(Given request)
Below are some records; return each one exactly.

(Rows)
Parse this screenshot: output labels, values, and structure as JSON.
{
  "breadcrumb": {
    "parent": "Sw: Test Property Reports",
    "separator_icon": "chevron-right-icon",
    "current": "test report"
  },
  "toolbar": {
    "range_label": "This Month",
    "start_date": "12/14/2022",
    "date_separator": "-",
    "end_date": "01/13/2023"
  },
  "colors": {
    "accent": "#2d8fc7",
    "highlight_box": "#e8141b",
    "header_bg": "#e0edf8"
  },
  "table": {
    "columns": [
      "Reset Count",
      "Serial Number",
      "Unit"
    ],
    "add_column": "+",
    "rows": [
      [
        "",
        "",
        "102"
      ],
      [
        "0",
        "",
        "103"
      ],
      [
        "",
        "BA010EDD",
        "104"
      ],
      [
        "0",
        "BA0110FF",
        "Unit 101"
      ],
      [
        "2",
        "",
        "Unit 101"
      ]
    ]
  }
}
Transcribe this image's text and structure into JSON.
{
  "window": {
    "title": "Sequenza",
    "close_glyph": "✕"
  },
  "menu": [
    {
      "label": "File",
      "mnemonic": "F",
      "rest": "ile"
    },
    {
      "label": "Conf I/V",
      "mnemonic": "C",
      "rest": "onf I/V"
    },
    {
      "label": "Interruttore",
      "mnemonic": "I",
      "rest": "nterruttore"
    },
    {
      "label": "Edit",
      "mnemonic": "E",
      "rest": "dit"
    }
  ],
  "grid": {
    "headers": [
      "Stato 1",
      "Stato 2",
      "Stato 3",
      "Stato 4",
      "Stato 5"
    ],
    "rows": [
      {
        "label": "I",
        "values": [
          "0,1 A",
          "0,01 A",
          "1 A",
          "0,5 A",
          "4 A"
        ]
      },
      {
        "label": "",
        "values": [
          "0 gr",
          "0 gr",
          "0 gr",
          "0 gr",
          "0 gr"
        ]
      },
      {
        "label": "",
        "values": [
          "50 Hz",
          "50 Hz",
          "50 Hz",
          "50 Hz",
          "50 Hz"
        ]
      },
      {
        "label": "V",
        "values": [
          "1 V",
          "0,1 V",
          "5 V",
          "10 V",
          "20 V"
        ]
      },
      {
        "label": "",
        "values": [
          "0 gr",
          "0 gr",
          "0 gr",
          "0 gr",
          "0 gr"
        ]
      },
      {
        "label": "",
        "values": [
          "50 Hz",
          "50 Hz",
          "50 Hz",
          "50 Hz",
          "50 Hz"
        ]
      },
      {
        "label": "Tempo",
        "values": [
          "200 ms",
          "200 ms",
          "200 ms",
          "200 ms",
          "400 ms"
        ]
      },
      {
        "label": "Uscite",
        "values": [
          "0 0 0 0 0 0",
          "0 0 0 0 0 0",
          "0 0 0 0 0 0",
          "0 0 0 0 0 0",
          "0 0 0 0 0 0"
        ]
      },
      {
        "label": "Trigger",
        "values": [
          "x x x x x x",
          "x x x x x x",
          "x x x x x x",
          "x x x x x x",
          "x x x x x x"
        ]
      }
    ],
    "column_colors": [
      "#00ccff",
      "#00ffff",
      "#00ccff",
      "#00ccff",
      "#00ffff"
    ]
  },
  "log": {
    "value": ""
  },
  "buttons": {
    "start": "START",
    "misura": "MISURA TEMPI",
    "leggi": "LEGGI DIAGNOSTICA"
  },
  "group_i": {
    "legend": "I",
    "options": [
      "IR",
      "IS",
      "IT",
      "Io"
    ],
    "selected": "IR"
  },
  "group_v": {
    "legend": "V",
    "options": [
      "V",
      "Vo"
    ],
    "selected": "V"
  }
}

(Exercise result)
Parse this screenshot: output labels, values, and structure as JSON.
{
  "breadcrumb": {
    "parent": "Sw: Test Property Reports",
    "separator_icon": "chevron-right-icon",
    "current": "test report"
  },
  "toolbar": {
    "range_label": "This Month",
    "start_date": "12/14/2022",
    "date_separator": "-",
    "end_date": "01/13/2023"
  },
  "colors": {
    "accent": "#2d8fc7",
    "highlight_box": "#e8141b",
    "header_bg": "#e0edf8"
  },
  "table": {
    "columns": [
      "Reset Count",
      "Serial Number",
      "Unit"
    ],
    "add_column": "+",
    "rows": [
      [
        "",
        "",
        "102"
      ],
      [
        "0",
        "",
        "103"
      ],
      [
        "",
        "BA010EDD",
        "104"
      ],
      [
        "0",
        "BA0110FF",
        "Unit 101"
      ],
      [
        "2",
        "",
        "Unit 101"
      ]
    ]
  }
}
Transcribe this image's text and structure into JSON.
{
  "window": {
    "title": "Sequenza",
    "close_glyph": "✕"
  },
  "menu": [
    {
      "label": "File",
      "mnemonic": "F",
      "rest": "ile"
    },
    {
      "label": "Conf I/V",
      "mnemonic": "C",
      "rest": "onf I/V"
    },
    {
      "label": "Interruttore",
      "mnemonic": "I",
      "rest": "nterruttore"
    },
    {
      "label": "Edit",
      "mnemonic": "E",
      "rest": "dit"
    }
  ],
  "grid": {
    "headers": [
      "Stato 1",
      "Stato 2",
      "Stato 3",
      "Stato 4",
      "Stato 5"
    ],
    "rows": [
      {
        "label": "I",
        "values": [
          "0,1 A",
          "0,01 A",
          "1 A",
          "0,5 A",
          "4 A"
        ]
      },
      {
        "label": "",
        "values": [
          "0 gr",
          "0 gr",
          "0 gr",
          "0 gr",
          "0 gr"
        ]
      },
      {
        "label": "",
        "values": [
          "50 Hz",
          "50 Hz",
          "50 Hz",
          "50 Hz",
          "50 Hz"
        ]
      },
      {
        "label": "V",
        "values": [
          "1 V",
          "0,1 V",
          "5 V",
          "10 V",
          "20 V"
        ]
      },
      {
        "label": "",
        "values": [
          "0 gr",
          "0 gr",
          "0 gr",
          "0 gr",
          "0 gr"
        ]
      },
      {
        "label": "",
        "values": [
          "50 Hz",
          "50 Hz",
          "50 Hz",
          "50 Hz",
          "50 Hz"
        ]
      },
      {
        "label": "Tempo",
        "values": [
          "200 ms",
          "200 ms",
          "200 ms",
          "200 ms",
          "400 ms"
        ]
      },
      {
        "label": "Uscite",
        "values": [
          "0 0 0 0 0 0",
          "0 0 0 0 0 0",
          "0 0 0 0 0 0",
          "0 0 0 0 0 0",
          "0 0 0 0 0 0"
        ]
      },
      {
        "label": "Trigger",
        "values": [
          "x x x x x x",
          "x x x x x x",
          "x x x x x x",
          "x x x x x x",
          "x x x x x x"
        ]
      }
    ],
    "column_colors": [
      "#00ccff",
      "#00ffff",
      "#00ccff",
      "#00ccff",
      "#00ffff"
    ]
  },
  "log": {
    "value": ""
  },
  "buttons": {
    "start": "START",
    "misura": "MISURA TEMPI",
    "leggi": "LEGGI DIAGNOSTICA"
  },
  "group_i": {
    "legend": "I",
    "options": [
      "IR",
      "IS",
      "IT",
      "Io"
    ],
    "selected": "IR"
  },
  "group_v": {
    "legend": "V",
    "options": [
      "V",
      "Vo"
    ],
    "selected": "V"
  }
}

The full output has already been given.